++++ Dataset extract
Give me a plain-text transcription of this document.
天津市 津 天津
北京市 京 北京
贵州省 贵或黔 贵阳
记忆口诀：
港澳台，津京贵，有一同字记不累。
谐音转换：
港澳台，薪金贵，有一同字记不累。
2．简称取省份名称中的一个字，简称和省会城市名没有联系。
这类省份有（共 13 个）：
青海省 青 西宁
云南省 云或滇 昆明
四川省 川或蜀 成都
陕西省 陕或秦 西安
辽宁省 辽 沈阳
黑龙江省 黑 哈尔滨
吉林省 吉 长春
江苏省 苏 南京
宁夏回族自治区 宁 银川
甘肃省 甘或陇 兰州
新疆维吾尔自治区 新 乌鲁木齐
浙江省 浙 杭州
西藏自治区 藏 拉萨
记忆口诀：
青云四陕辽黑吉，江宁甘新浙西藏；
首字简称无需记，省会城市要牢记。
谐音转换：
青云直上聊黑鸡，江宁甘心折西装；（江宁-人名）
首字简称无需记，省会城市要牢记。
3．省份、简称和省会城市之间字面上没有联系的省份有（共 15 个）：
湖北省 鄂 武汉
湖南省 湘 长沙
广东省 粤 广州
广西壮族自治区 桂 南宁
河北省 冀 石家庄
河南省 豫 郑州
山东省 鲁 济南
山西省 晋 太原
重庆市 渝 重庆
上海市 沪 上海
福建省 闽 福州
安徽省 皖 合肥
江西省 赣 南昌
++++++++
Goal
Each of the records should be retyped exactly.

Response for this exercise
Give me a plain-text transcription of this document.
天津市 津 天津
北京市 京 北京
贵州省 贵或黔 贵阳
记忆口诀：
港澳台，津京贵，有一同字记不累。
谐音转换：
港澳台，薪金贵，有一同字记不累。
2．简称取省份名称中的一个字，简称和省会城市名没有联系。
这类省份有（共 13 个）：
青海省 青 西宁
云南省 云或滇 昆明
四川省 川或蜀 成都
陕西省 陕或秦 西安
辽宁省 辽 沈阳
黑龙江省 黑 哈尔滨
吉林省 吉 长春
江苏省 苏 南京
宁夏回族自治区 宁 银川
甘肃省 甘或陇 兰州
新疆维吾尔自治区 新 乌鲁木齐
浙江省 浙 杭州
西藏自治区 藏 拉萨
记忆口诀：
青云四陕辽黑吉，江宁甘新浙西藏；
首字简称无需记，省会城市要牢记。
谐音转换：
青云直上聊黑鸡，江宁甘心折西装；（江宁-人名）
首字简称无需记，省会城市要牢记。
3．省份、简称和省会城市之间字面上没有联系的省份有（共 15 个）：
湖北省 鄂 武汉
湖南省 湘 长沙
广东省 粤 广州
广西壮族自治区 桂 南宁
河北省 冀 石家庄
河南省 豫 郑州
山东省 鲁 济南
山西省 晋 太原
重庆市 渝 重庆
上海市 沪 上海
福建省 闽 福州
安徽省 皖 合肥
江西省 赣 南昌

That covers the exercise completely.